» EXERCISE PROMPT
Below are records; work out how many of their lines hold the string "JSON" and give that number alone.
-=-=-=-=-
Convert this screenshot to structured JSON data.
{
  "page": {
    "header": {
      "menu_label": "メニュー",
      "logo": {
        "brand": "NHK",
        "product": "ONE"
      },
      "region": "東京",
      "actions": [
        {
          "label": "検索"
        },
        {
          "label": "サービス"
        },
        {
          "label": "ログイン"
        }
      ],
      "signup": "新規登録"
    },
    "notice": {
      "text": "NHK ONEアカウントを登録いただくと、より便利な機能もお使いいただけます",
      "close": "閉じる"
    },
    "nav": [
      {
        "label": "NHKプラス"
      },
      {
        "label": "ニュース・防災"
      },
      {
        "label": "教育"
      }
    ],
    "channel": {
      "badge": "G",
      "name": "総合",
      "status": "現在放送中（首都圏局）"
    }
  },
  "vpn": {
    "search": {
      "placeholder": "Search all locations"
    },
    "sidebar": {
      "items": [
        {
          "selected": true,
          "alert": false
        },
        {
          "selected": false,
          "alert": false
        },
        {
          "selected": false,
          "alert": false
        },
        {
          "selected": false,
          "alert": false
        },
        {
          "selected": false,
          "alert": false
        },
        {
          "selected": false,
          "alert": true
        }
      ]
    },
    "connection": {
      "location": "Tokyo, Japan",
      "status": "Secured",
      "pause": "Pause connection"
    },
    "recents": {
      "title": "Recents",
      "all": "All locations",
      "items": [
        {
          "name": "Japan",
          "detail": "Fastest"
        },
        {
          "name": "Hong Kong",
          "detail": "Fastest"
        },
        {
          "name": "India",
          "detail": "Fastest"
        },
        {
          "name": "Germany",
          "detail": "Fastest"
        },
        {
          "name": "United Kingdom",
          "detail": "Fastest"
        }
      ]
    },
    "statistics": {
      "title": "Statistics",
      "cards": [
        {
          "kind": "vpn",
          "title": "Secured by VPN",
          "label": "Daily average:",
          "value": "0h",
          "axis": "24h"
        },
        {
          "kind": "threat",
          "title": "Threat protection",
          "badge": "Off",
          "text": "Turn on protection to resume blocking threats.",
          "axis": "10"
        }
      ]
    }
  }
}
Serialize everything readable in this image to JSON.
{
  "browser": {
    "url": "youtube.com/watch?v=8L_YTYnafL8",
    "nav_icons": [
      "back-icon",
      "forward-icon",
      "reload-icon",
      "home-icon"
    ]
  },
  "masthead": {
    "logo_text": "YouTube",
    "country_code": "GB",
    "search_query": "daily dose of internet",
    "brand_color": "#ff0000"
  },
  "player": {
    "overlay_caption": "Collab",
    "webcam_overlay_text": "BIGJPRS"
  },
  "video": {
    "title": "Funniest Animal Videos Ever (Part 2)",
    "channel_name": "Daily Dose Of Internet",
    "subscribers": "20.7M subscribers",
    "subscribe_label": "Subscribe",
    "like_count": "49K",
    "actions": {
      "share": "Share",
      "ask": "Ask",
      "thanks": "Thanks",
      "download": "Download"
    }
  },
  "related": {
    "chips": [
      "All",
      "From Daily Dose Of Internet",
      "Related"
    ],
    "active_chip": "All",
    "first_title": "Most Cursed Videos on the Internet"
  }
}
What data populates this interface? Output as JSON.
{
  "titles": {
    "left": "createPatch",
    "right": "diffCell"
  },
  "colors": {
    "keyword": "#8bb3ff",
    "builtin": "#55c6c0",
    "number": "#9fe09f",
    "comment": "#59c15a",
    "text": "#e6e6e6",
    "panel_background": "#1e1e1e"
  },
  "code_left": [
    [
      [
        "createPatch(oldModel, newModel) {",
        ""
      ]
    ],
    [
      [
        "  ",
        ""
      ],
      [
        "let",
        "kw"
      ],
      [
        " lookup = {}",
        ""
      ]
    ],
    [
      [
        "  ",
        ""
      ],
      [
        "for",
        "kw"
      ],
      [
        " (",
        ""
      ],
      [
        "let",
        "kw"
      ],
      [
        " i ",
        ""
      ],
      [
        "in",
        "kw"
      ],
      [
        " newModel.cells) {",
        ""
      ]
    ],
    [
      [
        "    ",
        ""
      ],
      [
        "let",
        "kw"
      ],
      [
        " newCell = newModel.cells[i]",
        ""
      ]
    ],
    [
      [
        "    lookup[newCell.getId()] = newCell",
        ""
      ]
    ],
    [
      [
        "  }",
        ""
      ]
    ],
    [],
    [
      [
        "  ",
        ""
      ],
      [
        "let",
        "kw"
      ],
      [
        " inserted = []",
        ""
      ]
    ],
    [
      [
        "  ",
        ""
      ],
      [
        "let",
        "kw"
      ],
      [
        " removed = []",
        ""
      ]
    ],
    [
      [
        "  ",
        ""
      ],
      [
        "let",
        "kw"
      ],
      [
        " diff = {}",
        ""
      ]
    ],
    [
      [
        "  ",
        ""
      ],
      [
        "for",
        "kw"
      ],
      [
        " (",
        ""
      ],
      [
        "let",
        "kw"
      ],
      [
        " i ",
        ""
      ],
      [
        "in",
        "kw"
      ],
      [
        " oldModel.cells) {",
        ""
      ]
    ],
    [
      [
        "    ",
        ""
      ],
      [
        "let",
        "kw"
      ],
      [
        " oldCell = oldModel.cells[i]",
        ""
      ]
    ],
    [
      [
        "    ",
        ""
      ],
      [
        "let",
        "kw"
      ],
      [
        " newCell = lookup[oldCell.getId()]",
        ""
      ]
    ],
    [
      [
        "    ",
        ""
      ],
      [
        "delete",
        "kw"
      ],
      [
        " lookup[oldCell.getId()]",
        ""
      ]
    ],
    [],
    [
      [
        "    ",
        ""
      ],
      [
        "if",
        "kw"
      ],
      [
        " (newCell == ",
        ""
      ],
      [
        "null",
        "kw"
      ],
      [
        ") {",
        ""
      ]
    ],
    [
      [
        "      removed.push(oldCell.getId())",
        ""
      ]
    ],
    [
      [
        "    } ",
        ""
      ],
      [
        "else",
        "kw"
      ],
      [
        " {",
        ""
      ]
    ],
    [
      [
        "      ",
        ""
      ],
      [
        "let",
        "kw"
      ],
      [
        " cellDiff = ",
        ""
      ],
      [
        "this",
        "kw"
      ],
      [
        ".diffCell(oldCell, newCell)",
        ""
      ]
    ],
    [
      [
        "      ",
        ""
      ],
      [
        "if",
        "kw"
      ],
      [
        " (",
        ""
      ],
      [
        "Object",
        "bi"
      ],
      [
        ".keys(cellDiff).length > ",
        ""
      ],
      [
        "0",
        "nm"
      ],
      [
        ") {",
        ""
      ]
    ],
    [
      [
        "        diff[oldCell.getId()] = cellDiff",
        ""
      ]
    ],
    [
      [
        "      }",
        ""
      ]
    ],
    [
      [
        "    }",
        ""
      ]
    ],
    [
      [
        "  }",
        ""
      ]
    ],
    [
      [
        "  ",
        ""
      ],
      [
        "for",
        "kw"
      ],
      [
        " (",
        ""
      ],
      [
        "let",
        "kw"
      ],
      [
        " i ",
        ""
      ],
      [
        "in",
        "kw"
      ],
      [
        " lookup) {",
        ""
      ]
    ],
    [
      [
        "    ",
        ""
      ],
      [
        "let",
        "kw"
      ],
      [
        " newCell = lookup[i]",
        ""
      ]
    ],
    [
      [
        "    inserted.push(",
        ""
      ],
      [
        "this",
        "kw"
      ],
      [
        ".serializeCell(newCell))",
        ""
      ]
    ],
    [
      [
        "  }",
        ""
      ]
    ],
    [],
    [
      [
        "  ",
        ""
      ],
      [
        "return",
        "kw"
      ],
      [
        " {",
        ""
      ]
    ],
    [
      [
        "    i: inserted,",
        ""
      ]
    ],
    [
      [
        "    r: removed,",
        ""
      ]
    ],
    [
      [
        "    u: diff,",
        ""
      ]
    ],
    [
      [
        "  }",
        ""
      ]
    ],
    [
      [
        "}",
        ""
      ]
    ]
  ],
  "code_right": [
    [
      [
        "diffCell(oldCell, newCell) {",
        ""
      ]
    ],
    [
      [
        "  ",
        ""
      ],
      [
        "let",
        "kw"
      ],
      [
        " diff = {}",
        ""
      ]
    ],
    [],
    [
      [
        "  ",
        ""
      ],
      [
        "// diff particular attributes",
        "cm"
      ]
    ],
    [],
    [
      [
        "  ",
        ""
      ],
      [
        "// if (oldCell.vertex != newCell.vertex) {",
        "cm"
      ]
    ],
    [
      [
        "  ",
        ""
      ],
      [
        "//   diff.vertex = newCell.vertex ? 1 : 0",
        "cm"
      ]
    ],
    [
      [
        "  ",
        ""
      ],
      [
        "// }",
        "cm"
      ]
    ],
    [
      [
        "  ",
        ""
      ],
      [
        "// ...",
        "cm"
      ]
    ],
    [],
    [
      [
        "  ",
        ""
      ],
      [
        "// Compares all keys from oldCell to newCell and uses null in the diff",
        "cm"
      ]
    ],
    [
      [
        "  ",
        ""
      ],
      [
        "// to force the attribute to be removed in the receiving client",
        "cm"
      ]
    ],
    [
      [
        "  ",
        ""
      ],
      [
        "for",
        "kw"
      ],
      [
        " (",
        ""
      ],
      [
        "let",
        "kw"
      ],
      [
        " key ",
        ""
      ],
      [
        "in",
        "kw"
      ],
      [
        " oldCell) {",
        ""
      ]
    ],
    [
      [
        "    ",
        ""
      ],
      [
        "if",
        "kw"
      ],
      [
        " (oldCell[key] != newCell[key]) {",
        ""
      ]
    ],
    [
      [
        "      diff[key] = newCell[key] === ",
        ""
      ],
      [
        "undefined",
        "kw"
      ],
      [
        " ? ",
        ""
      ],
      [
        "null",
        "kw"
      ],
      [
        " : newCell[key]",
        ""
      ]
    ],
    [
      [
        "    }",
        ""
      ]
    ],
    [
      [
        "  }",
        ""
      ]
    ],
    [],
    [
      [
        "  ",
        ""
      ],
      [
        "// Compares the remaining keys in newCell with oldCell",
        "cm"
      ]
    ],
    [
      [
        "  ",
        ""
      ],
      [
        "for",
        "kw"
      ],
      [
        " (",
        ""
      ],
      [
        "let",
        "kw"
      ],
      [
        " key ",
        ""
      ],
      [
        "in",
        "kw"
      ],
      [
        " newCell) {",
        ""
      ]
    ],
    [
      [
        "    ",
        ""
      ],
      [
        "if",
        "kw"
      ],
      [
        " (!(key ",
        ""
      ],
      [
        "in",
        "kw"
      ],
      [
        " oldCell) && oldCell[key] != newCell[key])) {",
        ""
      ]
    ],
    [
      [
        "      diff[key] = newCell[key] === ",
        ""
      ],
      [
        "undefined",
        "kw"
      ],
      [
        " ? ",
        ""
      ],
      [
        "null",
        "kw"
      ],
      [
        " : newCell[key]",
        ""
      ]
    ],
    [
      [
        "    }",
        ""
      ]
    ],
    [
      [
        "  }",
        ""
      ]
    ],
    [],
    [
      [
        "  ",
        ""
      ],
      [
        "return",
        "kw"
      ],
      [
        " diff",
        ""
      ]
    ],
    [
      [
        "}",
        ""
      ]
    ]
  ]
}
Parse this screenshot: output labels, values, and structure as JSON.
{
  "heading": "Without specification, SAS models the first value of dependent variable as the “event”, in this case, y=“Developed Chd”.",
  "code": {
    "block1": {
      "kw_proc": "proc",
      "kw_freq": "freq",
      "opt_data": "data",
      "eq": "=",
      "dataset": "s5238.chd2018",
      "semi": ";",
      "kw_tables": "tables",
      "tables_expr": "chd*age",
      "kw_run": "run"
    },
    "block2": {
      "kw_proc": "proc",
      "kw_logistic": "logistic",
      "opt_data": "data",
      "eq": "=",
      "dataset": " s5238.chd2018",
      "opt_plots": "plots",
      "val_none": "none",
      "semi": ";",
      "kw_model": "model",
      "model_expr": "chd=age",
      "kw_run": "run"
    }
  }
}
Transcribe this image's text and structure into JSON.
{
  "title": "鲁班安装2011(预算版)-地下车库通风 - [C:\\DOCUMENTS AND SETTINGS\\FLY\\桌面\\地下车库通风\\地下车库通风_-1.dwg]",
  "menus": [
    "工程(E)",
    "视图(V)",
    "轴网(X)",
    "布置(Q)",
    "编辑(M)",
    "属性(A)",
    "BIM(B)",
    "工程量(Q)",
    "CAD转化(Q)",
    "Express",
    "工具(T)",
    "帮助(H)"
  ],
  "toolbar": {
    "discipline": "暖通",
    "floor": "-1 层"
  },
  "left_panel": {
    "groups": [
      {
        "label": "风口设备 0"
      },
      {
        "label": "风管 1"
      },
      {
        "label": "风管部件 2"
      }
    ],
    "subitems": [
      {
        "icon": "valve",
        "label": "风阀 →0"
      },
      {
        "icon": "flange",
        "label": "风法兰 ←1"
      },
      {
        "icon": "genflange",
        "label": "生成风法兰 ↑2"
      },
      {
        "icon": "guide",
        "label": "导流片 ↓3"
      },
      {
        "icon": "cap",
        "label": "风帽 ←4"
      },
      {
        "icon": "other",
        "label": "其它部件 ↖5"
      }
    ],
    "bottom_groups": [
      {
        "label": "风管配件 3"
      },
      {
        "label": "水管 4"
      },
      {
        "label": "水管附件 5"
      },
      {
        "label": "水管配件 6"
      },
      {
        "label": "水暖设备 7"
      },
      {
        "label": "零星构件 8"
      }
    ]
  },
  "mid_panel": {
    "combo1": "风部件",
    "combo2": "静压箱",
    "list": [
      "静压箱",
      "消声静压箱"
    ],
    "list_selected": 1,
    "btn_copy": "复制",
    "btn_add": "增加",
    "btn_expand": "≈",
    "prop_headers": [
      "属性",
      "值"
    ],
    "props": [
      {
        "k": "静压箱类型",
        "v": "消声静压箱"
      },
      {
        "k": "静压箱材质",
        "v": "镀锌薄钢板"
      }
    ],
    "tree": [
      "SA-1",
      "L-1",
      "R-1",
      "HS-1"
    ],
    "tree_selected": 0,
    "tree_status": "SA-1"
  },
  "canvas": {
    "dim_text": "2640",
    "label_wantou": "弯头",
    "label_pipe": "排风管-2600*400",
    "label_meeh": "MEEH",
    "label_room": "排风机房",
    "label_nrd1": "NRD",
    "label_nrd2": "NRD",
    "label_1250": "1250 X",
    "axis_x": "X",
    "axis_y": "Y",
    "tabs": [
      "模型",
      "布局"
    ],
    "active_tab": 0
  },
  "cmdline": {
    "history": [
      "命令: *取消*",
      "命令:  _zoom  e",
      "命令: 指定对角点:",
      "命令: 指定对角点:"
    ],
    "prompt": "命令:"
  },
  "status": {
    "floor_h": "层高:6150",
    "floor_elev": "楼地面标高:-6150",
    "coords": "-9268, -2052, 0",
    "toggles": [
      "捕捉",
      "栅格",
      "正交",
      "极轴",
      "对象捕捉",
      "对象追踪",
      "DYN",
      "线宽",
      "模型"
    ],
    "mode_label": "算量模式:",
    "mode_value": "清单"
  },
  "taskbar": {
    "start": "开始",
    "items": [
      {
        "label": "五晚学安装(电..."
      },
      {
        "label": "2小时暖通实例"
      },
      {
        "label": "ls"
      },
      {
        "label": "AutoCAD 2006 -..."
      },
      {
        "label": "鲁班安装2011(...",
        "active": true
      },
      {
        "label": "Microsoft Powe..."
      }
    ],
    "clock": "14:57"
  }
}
-=-=-=-=-
» RIGHT ANSWER
5